▸ Your task:
In the following material, identify every line holding the string "bookmark" and return it.

** Start of Supplied records **

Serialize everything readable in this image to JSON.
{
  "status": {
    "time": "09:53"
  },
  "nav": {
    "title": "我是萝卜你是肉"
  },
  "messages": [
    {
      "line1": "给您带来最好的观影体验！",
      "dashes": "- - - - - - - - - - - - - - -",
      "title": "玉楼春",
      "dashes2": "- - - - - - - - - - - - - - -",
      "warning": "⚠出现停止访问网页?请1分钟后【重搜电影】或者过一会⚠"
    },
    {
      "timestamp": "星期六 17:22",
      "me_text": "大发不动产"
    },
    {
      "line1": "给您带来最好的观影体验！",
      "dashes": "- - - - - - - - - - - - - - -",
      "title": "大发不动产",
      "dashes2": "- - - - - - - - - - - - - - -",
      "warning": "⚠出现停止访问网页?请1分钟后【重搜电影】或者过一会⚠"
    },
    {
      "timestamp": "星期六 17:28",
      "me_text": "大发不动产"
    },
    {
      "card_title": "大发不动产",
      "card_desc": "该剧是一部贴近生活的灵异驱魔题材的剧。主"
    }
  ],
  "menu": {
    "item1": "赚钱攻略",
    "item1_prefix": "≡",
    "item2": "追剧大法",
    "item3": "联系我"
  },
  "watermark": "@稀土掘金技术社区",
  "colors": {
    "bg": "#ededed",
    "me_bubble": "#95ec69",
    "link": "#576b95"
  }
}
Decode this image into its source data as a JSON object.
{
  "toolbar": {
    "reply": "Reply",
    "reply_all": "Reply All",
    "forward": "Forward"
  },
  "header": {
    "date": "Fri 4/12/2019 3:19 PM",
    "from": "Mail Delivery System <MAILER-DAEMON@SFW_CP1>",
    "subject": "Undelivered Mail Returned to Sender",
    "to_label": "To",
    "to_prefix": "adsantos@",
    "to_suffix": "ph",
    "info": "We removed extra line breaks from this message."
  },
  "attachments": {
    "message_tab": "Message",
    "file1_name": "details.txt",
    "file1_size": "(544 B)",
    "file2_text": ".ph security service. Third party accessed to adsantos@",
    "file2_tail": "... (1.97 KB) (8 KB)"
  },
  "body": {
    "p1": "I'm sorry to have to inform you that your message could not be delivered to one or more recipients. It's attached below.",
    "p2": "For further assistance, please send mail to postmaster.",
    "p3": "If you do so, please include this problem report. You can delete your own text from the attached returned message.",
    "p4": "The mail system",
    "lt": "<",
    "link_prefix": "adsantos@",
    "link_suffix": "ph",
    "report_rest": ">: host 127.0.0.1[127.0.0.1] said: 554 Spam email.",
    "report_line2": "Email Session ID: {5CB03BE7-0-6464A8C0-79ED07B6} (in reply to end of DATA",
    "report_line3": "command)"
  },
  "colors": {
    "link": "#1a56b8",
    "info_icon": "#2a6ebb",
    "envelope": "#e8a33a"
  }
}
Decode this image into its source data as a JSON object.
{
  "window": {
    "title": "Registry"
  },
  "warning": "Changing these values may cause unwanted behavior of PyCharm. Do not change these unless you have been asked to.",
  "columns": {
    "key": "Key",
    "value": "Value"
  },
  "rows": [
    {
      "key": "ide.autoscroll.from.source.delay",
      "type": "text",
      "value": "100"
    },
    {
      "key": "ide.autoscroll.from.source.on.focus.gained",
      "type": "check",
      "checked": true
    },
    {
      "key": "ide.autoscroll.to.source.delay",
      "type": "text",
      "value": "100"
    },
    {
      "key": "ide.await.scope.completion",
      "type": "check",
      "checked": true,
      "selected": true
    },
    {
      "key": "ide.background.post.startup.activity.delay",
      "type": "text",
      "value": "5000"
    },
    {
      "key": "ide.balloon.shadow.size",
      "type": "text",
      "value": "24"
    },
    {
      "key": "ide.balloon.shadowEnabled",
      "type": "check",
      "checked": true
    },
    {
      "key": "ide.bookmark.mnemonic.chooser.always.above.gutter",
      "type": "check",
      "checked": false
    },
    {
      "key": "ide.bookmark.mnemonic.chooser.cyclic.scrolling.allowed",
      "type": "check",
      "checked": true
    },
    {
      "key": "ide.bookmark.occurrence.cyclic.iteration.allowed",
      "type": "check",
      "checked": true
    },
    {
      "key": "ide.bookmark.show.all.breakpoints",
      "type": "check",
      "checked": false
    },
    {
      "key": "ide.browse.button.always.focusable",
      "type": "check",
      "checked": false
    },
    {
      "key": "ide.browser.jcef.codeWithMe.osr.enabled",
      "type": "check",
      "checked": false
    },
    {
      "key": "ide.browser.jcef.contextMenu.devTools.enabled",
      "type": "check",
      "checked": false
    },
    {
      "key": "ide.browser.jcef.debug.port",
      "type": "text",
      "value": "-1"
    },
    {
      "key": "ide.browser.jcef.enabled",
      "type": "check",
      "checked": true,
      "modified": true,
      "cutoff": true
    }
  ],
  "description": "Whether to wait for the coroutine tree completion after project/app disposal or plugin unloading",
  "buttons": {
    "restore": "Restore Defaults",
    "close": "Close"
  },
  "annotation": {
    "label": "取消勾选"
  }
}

** End of Supplied records **

▸ Exercise answer:
      "key": "ide.bookmark.mnemonic.chooser.always.above.gutter",
      "key": "ide.bookmark.mnemonic.chooser.cyclic.scrolling.allowed",
      "key": "ide.bookmark.occurrence.cyclic.iteration.allowed",
      "key": "ide.bookmark.show.all.breakpoints",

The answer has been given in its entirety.